TO BE DONE: Write out the whole listing exactly as it stands.

DATA SHOWN:
.....
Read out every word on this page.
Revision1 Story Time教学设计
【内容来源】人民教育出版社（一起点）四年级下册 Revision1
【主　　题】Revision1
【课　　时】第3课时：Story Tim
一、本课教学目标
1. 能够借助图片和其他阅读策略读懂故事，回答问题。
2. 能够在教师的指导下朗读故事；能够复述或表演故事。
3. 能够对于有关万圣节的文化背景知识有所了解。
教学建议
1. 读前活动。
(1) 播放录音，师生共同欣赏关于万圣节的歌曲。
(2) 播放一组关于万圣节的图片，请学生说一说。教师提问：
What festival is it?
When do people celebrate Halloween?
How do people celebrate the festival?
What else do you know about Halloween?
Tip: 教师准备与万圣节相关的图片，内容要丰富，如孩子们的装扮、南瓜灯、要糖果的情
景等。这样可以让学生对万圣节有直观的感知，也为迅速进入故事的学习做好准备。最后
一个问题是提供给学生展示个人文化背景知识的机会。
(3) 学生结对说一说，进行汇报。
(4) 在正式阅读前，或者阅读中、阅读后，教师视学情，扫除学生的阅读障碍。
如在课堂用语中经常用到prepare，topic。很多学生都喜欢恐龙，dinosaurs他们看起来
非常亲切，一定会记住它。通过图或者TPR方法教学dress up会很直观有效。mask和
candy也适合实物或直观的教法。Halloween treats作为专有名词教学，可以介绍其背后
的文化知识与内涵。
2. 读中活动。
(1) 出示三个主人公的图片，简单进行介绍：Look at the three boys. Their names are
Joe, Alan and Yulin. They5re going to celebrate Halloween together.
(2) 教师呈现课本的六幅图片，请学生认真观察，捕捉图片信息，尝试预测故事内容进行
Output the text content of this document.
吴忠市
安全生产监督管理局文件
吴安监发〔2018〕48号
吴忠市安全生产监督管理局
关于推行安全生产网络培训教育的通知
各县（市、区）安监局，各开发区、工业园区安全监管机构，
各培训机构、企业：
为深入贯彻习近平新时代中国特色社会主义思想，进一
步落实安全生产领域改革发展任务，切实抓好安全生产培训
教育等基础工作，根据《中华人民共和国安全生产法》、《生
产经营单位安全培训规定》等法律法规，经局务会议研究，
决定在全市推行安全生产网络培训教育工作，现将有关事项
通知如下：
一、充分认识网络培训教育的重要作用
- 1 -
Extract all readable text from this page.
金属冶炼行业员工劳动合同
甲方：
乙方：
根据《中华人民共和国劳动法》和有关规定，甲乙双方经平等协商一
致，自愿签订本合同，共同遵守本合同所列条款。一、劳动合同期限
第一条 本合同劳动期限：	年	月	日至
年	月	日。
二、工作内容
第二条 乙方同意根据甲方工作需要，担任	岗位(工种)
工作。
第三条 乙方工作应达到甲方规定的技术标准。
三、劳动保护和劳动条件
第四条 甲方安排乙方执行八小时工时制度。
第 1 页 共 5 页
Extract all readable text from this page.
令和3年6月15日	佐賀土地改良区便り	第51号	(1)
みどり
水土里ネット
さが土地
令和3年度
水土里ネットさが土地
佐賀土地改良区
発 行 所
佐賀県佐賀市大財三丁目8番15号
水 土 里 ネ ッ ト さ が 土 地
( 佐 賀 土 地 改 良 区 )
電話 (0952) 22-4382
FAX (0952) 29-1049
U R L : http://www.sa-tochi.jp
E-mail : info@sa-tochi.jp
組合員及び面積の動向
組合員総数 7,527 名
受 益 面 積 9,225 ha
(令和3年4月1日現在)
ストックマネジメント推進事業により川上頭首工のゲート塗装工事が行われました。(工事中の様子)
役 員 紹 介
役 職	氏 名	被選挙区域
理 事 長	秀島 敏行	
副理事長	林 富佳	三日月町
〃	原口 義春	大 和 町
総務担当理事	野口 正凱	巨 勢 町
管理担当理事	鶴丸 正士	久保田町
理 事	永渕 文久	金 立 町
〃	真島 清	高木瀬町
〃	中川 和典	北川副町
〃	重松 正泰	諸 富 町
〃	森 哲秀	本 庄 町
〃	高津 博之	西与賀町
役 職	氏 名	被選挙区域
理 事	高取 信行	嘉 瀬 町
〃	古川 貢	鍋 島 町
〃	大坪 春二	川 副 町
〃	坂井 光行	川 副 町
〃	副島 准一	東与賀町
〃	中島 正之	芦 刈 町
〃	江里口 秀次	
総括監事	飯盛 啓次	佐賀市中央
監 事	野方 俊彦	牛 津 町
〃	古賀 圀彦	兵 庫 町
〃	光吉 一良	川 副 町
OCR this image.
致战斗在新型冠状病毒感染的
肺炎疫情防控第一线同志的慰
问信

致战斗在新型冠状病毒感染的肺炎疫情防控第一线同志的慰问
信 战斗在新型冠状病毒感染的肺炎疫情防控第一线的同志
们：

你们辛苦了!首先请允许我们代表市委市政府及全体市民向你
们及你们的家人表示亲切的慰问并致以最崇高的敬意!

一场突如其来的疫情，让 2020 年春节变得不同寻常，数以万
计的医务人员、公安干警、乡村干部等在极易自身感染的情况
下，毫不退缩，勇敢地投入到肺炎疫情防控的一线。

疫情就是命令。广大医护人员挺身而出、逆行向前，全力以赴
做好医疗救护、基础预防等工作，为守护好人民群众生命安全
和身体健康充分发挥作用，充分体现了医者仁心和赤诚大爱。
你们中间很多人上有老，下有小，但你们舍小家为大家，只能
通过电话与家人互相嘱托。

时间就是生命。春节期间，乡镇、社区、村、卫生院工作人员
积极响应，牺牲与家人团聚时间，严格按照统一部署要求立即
.....
TASK ANSWER:
Read out every word on this page.
Revision1 Story Time教学设计
【内容来源】人民教育出版社（一起点）四年级下册 Revision1
【主　　题】Revision1
【课　　时】第3课时：Story Tim
一、本课教学目标
1. 能够借助图片和其他阅读策略读懂故事，回答问题。
2. 能够在教师的指导下朗读故事；能够复述或表演故事。
3. 能够对于有关万圣节的文化背景知识有所了解。
教学建议
1. 读前活动。
(1) 播放录音，师生共同欣赏关于万圣节的歌曲。
(2) 播放一组关于万圣节的图片，请学生说一说。教师提问：
What festival is it?
When do people celebrate Halloween?
How do people celebrate the festival?
What else do you know about Halloween?
Tip: 教师准备与万圣节相关的图片，内容要丰富，如孩子们的装扮、南瓜灯、要糖果的情
景等。这样可以让学生对万圣节有直观的感知，也为迅速进入故事的学习做好准备。最后
一个问题是提供给学生展示个人文化背景知识的机会。
(3) 学生结对说一说，进行汇报。
(4) 在正式阅读前，或者阅读中、阅读后，教师视学情，扫除学生的阅读障碍。
如在课堂用语中经常用到prepare，topic。很多学生都喜欢恐龙，dinosaurs他们看起来
非常亲切，一定会记住它。通过图或者TPR方法教学dress up会很直观有效。mask和
candy也适合实物或直观的教法。Halloween treats作为专有名词教学，可以介绍其背后
的文化知识与内涵。
2. 读中活动。
(1) 出示三个主人公的图片，简单进行介绍：Look at the three boys. Their names are
Joe, Alan and Yulin. They5re going to celebrate Halloween together.
(2) 教师呈现课本的六幅图片，请学生认真观察，捕捉图片信息，尝试预测故事内容进行
Output the text content of this document.
吴忠市
安全生产监督管理局文件
吴安监发〔2018〕48号
吴忠市安全生产监督管理局
关于推行安全生产网络培训教育的通知
各县（市、区）安监局，各开发区、工业园区安全监管机构，
各培训机构、企业：
为深入贯彻习近平新时代中国特色社会主义思想，进一
步落实安全生产领域改革发展任务，切实抓好安全生产培训
教育等基础工作，根据《中华人民共和国安全生产法》、《生
产经营单位安全培训规定》等法律法规，经局务会议研究，
决定在全市推行安全生产网络培训教育工作，现将有关事项
通知如下：
一、充分认识网络培训教育的重要作用
- 1 -
Extract all readable text from this page.
金属冶炼行业员工劳动合同
甲方：
乙方：
根据《中华人民共和国劳动法》和有关规定，甲乙双方经平等协商一
致，自愿签订本合同，共同遵守本合同所列条款。一、劳动合同期限
第一条 本合同劳动期限：	年	月	日至
年	月	日。
二、工作内容
第二条 乙方同意根据甲方工作需要，担任	岗位(工种)
工作。
第三条 乙方工作应达到甲方规定的技术标准。
三、劳动保护和劳动条件
第四条 甲方安排乙方执行八小时工时制度。
第 1 页 共 5 页
Extract all readable text from this page.
令和3年6月15日	佐賀土地改良区便り	第51号	(1)
みどり
水土里ネット
さが土地
令和3年度
水土里ネットさが土地
佐賀土地改良区
発 行 所
佐賀県佐賀市大財三丁目8番15号
水 土 里 ネ ッ ト さ が 土 地
( 佐 賀 土 地 改 良 区 )
電話 (0952) 22-4382
FAX (0952) 29-1049
U R L : http://www.sa-tochi.jp
E-mail : info@sa-tochi.jp
組合員及び面積の動向
組合員総数 7,527 名
受 益 面 積 9,225 ha
(令和3年4月1日現在)
ストックマネジメント推進事業により川上頭首工のゲート塗装工事が行われました。(工事中の様子)
役 員 紹 介
役 職	氏 名	被選挙区域
理 事 長	秀島 敏行	
副理事長	林 富佳	三日月町
〃	原口 義春	大 和 町
総務担当理事	野口 正凱	巨 勢 町
管理担当理事	鶴丸 正士	久保田町
理 事	永渕 文久	金 立 町
〃	真島 清	高木瀬町
〃	中川 和典	北川副町
〃	重松 正泰	諸 富 町
〃	森 哲秀	本 庄 町
〃	高津 博之	西与賀町
役 職	氏 名	被選挙区域
理 事	高取 信行	嘉 瀬 町
〃	古川 貢	鍋 島 町
〃	大坪 春二	川 副 町
〃	坂井 光行	川 副 町
〃	副島 准一	東与賀町
〃	中島 正之	芦 刈 町
〃	江里口 秀次	
総括監事	飯盛 啓次	佐賀市中央
監 事	野方 俊彦	牛 津 町
〃	古賀 圀彦	兵 庫 町
〃	光吉 一良	川 副 町
OCR this image.
致战斗在新型冠状病毒感染的
肺炎疫情防控第一线同志的慰
问信

致战斗在新型冠状病毒感染的肺炎疫情防控第一线同志的慰问
信 战斗在新型冠状病毒感染的肺炎疫情防控第一线的同志
们：

你们辛苦了!首先请允许我们代表市委市政府及全体市民向你
们及你们的家人表示亲切的慰问并致以最崇高的敬意!

一场突如其来的疫情，让 2020 年春节变得不同寻常，数以万
计的医务人员、公安干警、乡村干部等在极易自身感染的情况
下，毫不退缩，勇敢地投入到肺炎疫情防控的一线。

疫情就是命令。广大医护人员挺身而出、逆行向前，全力以赴
做好医疗救护、基础预防等工作，为守护好人民群众生命安全
和身体健康充分发挥作用，充分体现了医者仁心和赤诚大爱。
你们中间很多人上有老，下有小，但你们舍小家为大家，只能
通过电话与家人互相嘱托。

时间就是生命。春节期间，乡镇、社区、村、卫生院工作人员
积极响应，牺牲与家人团聚时间，严格按照统一部署要求立即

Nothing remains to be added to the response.